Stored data

************

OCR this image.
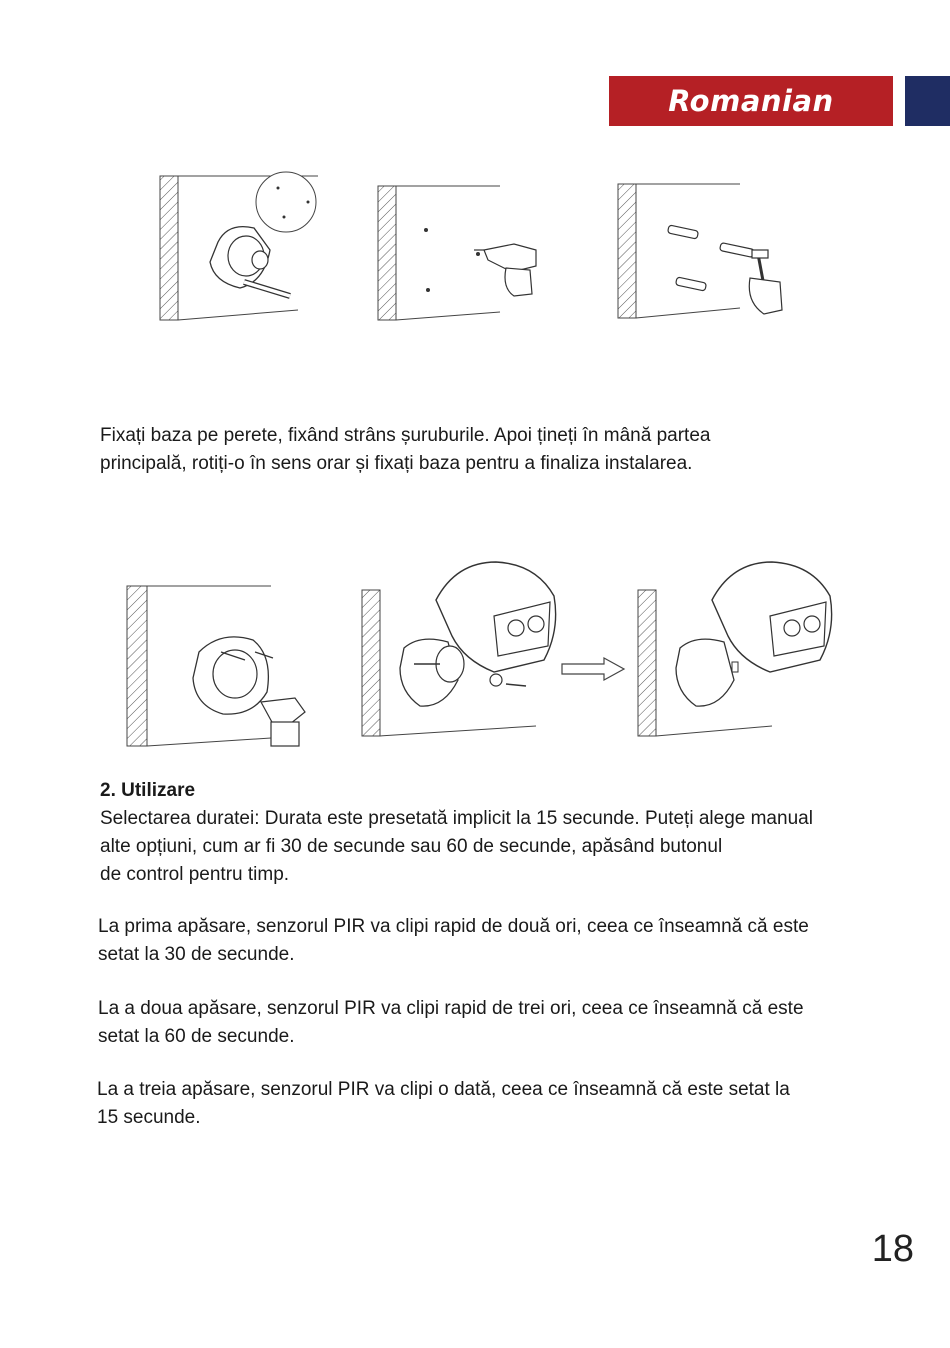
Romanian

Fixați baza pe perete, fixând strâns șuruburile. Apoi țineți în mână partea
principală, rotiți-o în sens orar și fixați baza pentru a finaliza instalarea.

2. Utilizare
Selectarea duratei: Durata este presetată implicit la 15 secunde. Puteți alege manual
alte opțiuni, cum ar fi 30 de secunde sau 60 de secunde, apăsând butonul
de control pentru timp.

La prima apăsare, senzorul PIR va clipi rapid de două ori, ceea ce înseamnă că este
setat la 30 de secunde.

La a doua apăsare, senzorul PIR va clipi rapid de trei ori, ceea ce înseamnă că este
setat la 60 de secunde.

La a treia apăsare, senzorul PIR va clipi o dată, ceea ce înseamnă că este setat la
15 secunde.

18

************

Exercise goal:
Each entry above should be reproduced exactly, with the pictures removed.

Exercise output:
OCR this image.
Romanian

Fixați baza pe perete, fixând strâns șuruburile. Apoi țineți în mână partea
principală, rotiți-o în sens orar și fixați baza pentru a finaliza instalarea.

2. Utilizare
Selectarea duratei: Durata este presetată implicit la 15 secunde. Puteți alege manual
alte opțiuni, cum ar fi 30 de secunde sau 60 de secunde, apăsând butonul
de control pentru timp.

La prima apăsare, senzorul PIR va clipi rapid de două ori, ceea ce înseamnă că este
setat la 30 de secunde.

La a doua apăsare, senzorul PIR va clipi rapid de trei ori, ceea ce înseamnă că este
setat la 60 de secunde.

La a treia apăsare, senzorul PIR va clipi o dată, ceea ce înseamnă că este setat la
15 secunde.

18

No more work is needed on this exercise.